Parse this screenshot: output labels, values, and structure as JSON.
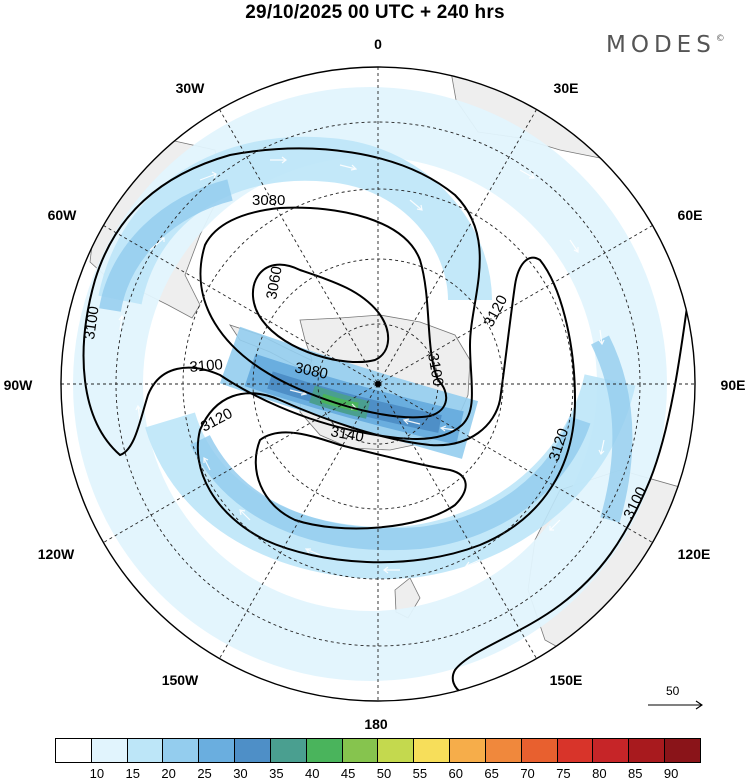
{
  "header": {
    "title": "29/10/2025  00 UTC  + 240 hrs",
    "brand": "MODES",
    "brand_mark": "©"
  },
  "map": {
    "projection": "south-polar-stereographic",
    "longitude_labels": {
      "top": "0",
      "top_right": "30E",
      "right_upper": "60E",
      "right": "90E",
      "right_lower": "120E",
      "bottom_right": "150E",
      "bottom": "180",
      "bottom_left": "150W",
      "left_lower": "120W",
      "left": "90W",
      "left_upper": "60W",
      "top_left": "30W"
    },
    "contour_labels": [
      "3080",
      "3060",
      "3100",
      "3080",
      "3100",
      "3120",
      "3140",
      "3120",
      "3120",
      "3100",
      "3100"
    ],
    "wind_reference": {
      "value": "50",
      "icon": "arrow-right-icon"
    }
  },
  "colorbar": {
    "labels": [
      "10",
      "15",
      "20",
      "25",
      "30",
      "35",
      "40",
      "45",
      "50",
      "55",
      "60",
      "65",
      "70",
      "75",
      "80",
      "85",
      "90"
    ],
    "colors": [
      "#ffffff",
      "#e1f4fd",
      "#bde6f8",
      "#94cdee",
      "#6aaedf",
      "#4e8fc7",
      "#4a9f90",
      "#4ab45c",
      "#86c44e",
      "#c4d94e",
      "#f7de5a",
      "#f6ad4a",
      "#f0883c",
      "#e8602f",
      "#d8342a",
      "#c62528",
      "#a81a1e",
      "#8a1419"
    ]
  }
}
_ _ _ _ _
- [Requirement]: Leave the pictures out and reproduce all of the records exactly.

- [Problem solution]:
Parse this screenshot: output labels, values, and structure as JSON.
{
  "header": {
    "title": "29/10/2025  00 UTC  + 240 hrs",
    "brand": "MODES",
    "brand_mark": "©"
  },
  "map": {
    "projection": "south-polar-stereographic",
    "longitude_labels": {
      "top": "0",
      "top_right": "30E",
      "right_upper": "60E",
      "right": "90E",
      "right_lower": "120E",
      "bottom_right": "150E",
      "bottom": "180",
      "bottom_left": "150W",
      "left_lower": "120W",
      "left": "90W",
      "left_upper": "60W",
      "top_left": "30W"
    },
    "contour_labels": [
      "3080",
      "3060",
      "3100",
      "3080",
      "3100",
      "3120",
      "3140",
      "3120",
      "3120",
      "3100",
      "3100"
    ],
    "wind_reference": {
      "value": "50",
      "icon": "arrow-right-icon"
    }
  },
  "colorbar": {
    "labels": [
      "10",
      "15",
      "20",
      "25",
      "30",
      "35",
      "40",
      "45",
      "50",
      "55",
      "60",
      "65",
      "70",
      "75",
      "80",
      "85",
      "90"
    ],
    "colors": [
      "#ffffff",
      "#e1f4fd",
      "#bde6f8",
      "#94cdee",
      "#6aaedf",
      "#4e8fc7",
      "#4a9f90",
      "#4ab45c",
      "#86c44e",
      "#c4d94e",
      "#f7de5a",
      "#f6ad4a",
      "#f0883c",
      "#e8602f",
      "#d8342a",
      "#c62528",
      "#a81a1e",
      "#8a1419"
    ]
  }
}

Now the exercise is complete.